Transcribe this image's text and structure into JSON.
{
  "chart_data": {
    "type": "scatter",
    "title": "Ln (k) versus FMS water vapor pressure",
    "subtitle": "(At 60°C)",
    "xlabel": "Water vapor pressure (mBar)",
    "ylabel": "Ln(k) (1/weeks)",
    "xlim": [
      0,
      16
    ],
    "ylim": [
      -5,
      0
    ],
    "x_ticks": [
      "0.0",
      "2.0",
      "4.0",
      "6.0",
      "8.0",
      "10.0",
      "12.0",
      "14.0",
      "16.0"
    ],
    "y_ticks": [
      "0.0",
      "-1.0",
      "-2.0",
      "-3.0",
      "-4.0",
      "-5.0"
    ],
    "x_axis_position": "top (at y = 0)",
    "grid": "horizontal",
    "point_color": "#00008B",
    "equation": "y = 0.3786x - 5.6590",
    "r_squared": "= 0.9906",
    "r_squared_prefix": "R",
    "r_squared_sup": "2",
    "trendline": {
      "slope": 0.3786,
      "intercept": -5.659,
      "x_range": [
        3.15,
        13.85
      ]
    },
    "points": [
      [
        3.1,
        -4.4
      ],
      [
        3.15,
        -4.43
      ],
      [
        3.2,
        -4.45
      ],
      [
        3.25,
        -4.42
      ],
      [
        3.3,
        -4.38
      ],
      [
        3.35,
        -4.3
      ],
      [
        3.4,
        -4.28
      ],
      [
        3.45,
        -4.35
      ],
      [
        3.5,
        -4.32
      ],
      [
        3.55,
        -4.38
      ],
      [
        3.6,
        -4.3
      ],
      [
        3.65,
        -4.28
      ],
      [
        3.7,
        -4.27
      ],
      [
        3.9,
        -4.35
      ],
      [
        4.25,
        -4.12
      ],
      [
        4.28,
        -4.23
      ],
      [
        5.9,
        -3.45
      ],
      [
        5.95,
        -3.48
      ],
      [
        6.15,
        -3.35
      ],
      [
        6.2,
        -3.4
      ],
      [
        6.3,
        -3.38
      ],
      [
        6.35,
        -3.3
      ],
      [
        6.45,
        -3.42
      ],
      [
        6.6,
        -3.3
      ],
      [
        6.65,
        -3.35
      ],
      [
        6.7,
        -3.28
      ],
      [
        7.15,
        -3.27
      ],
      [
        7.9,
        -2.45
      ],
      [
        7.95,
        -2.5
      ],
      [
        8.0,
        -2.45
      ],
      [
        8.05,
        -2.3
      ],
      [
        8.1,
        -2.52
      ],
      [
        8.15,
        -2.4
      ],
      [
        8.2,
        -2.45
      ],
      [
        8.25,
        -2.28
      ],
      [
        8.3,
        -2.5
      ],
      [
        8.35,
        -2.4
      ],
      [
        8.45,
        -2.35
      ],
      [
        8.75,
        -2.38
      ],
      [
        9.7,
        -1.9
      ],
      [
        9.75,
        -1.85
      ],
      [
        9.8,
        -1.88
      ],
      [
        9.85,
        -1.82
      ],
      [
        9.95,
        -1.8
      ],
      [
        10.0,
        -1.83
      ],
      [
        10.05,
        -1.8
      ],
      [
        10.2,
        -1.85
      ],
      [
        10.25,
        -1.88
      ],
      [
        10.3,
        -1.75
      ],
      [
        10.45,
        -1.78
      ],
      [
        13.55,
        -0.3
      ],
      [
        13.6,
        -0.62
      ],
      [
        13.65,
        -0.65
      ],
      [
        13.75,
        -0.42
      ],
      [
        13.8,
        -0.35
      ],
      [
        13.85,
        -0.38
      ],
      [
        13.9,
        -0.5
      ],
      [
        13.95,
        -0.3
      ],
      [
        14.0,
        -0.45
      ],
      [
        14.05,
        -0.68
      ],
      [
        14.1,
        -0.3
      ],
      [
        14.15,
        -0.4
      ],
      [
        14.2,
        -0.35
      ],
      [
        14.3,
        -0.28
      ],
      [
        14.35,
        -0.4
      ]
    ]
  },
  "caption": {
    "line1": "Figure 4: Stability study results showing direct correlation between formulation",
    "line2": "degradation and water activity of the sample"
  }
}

Exercise details » Give the entries again in full, exactly as they are written.

Exercise result »
Transcribe this image's text and structure into JSON.
{
  "chart_data": {
    "type": "scatter",
    "title": "Ln (k) versus FMS water vapor pressure",
    "subtitle": "(At 60°C)",
    "xlabel": "Water vapor pressure (mBar)",
    "ylabel": "Ln(k) (1/weeks)",
    "xlim": [
      0,
      16
    ],
    "ylim": [
      -5,
      0
    ],
    "x_ticks": [
      "0.0",
      "2.0",
      "4.0",
      "6.0",
      "8.0",
      "10.0",
      "12.0",
      "14.0",
      "16.0"
    ],
    "y_ticks": [
      "0.0",
      "-1.0",
      "-2.0",
      "-3.0",
      "-4.0",
      "-5.0"
    ],
    "x_axis_position": "top (at y = 0)",
    "grid": "horizontal",
    "point_color": "#00008B",
    "equation": "y = 0.3786x - 5.6590",
    "r_squared": "= 0.9906",
    "r_squared_prefix": "R",
    "r_squared_sup": "2",
    "trendline": {
      "slope": 0.3786,
      "intercept": -5.659,
      "x_range": [
        3.15,
        13.85
      ]
    },
    "points": [
      [
        3.1,
        -4.4
      ],
      [
        3.15,
        -4.43
      ],
      [
        3.2,
        -4.45
      ],
      [
        3.25,
        -4.42
      ],
      [
        3.3,
        -4.38
      ],
      [
        3.35,
        -4.3
      ],
      [
        3.4,
        -4.28
      ],
      [
        3.45,
        -4.35
      ],
      [
        3.5,
        -4.32
      ],
      [
        3.55,
        -4.38
      ],
      [
        3.6,
        -4.3
      ],
      [
        3.65,
        -4.28
      ],
      [
        3.7,
        -4.27
      ],
      [
        3.9,
        -4.35
      ],
      [
        4.25,
        -4.12
      ],
      [
        4.28,
        -4.23
      ],
      [
        5.9,
        -3.45
      ],
      [
        5.95,
        -3.48
      ],
      [
        6.15,
        -3.35
      ],
      [
        6.2,
        -3.4
      ],
      [
        6.3,
        -3.38
      ],
      [
        6.35,
        -3.3
      ],
      [
        6.45,
        -3.42
      ],
      [
        6.6,
        -3.3
      ],
      [
        6.65,
        -3.35
      ],
      [
        6.7,
        -3.28
      ],
      [
        7.15,
        -3.27
      ],
      [
        7.9,
        -2.45
      ],
      [
        7.95,
        -2.5
      ],
      [
        8.0,
        -2.45
      ],
      [
        8.05,
        -2.3
      ],
      [
        8.1,
        -2.52
      ],
      [
        8.15,
        -2.4
      ],
      [
        8.2,
        -2.45
      ],
      [
        8.25,
        -2.28
      ],
      [
        8.3,
        -2.5
      ],
      [
        8.35,
        -2.4
      ],
      [
        8.45,
        -2.35
      ],
      [
        8.75,
        -2.38
      ],
      [
        9.7,
        -1.9
      ],
      [
        9.75,
        -1.85
      ],
      [
        9.8,
        -1.88
      ],
      [
        9.85,
        -1.82
      ],
      [
        9.95,
        -1.8
      ],
      [
        10.0,
        -1.83
      ],
      [
        10.05,
        -1.8
      ],
      [
        10.2,
        -1.85
      ],
      [
        10.25,
        -1.88
      ],
      [
        10.3,
        -1.75
      ],
      [
        10.45,
        -1.78
      ],
      [
        13.55,
        -0.3
      ],
      [
        13.6,
        -0.62
      ],
      [
        13.65,
        -0.65
      ],
      [
        13.75,
        -0.42
      ],
      [
        13.8,
        -0.35
      ],
      [
        13.85,
        -0.38
      ],
      [
        13.9,
        -0.5
      ],
      [
        13.95,
        -0.3
      ],
      [
        14.0,
        -0.45
      ],
      [
        14.05,
        -0.68
      ],
      [
        14.1,
        -0.3
      ],
      [
        14.15,
        -0.4
      ],
      [
        14.2,
        -0.35
      ],
      [
        14.3,
        -0.28
      ],
      [
        14.35,
        -0.4
      ]
    ]
  },
  "caption": {
    "line1": "Figure 4: Stability study results showing direct correlation between formulation",
    "line2": "degradation and water activity of the sample"
  }
}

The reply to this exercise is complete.